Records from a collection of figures
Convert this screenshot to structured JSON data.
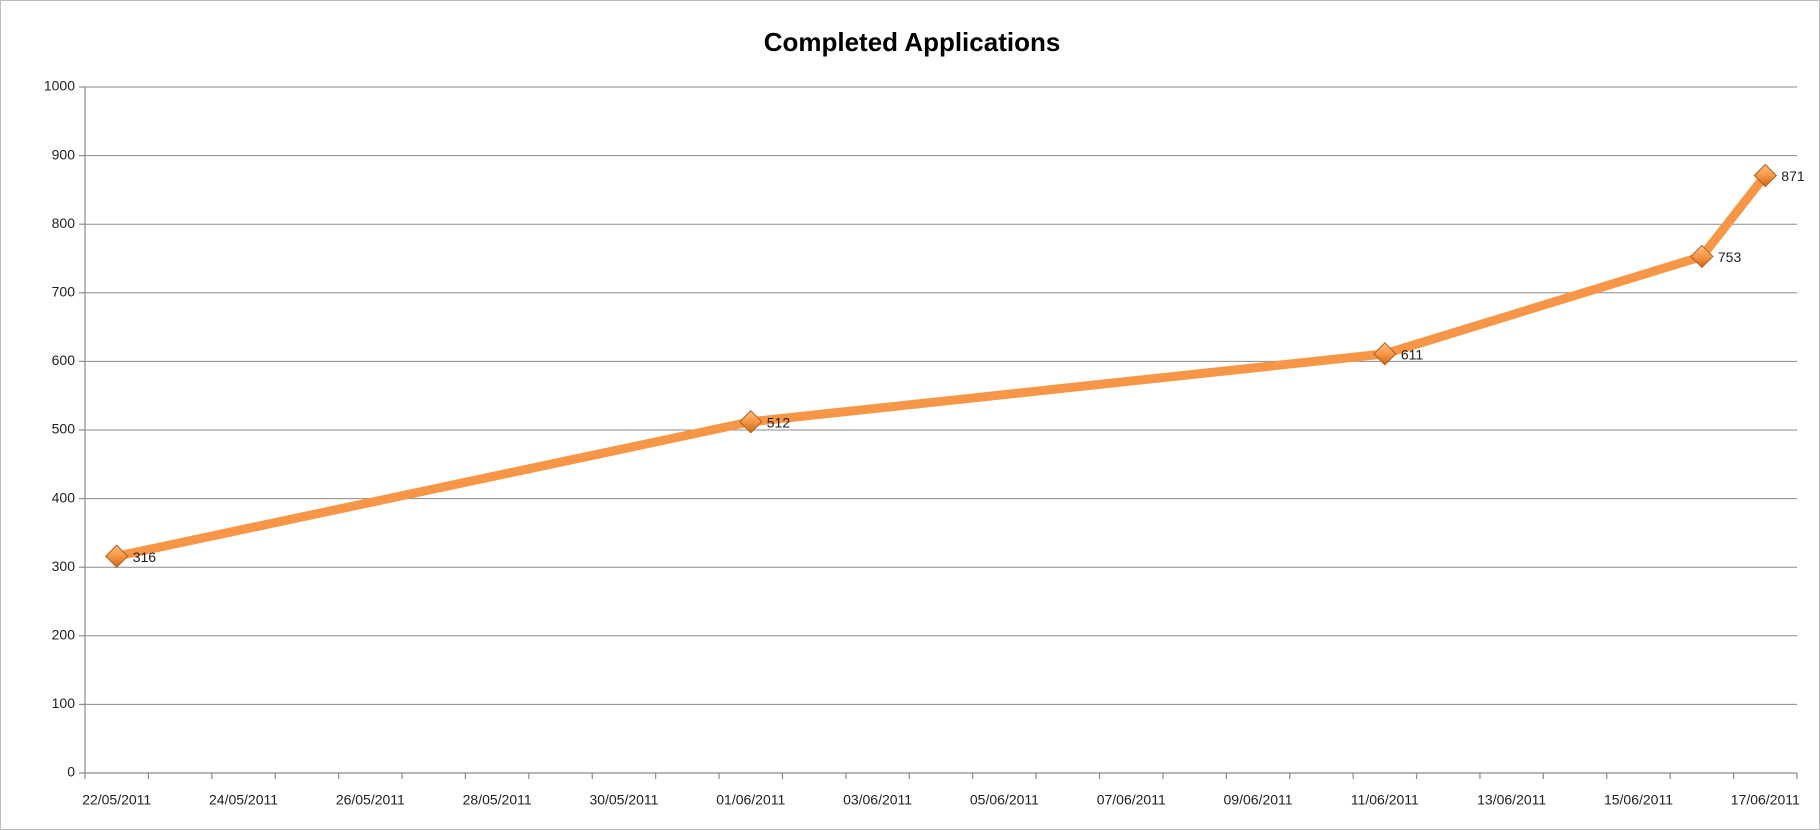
{
  "chart_data": {
    "type": "line",
    "title": "Completed Applications",
    "x": [
      "22/05/2011",
      "01/06/2011",
      "11/06/2011",
      "16/06/2011",
      "17/06/2011"
    ],
    "series": [
      {
        "name": "Completed Applications",
        "color": "#f79646",
        "values": [
          316,
          512,
          611,
          753,
          871
        ]
      }
    ],
    "xlim": [
      "22/05/2011",
      "17/06/2011"
    ],
    "xticks": [
      "22/05/2011",
      "24/05/2011",
      "26/05/2011",
      "28/05/2011",
      "30/05/2011",
      "01/06/2011",
      "03/06/2011",
      "05/06/2011",
      "07/06/2011",
      "09/06/2011",
      "11/06/2011",
      "13/06/2011",
      "15/06/2011",
      "17/06/2011"
    ],
    "ylim": [
      0,
      1000
    ],
    "yticks": [
      0,
      100,
      200,
      300,
      400,
      500,
      600,
      700,
      800,
      900,
      1000
    ],
    "grid": true
  }
}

> **WHAT THIS TASK INVOLVES**
Return each line where "Completed" shows up.

> **ANSWER TO THE EXERCISE**
    "title": "Completed Applications",
        "name": "Completed Applications",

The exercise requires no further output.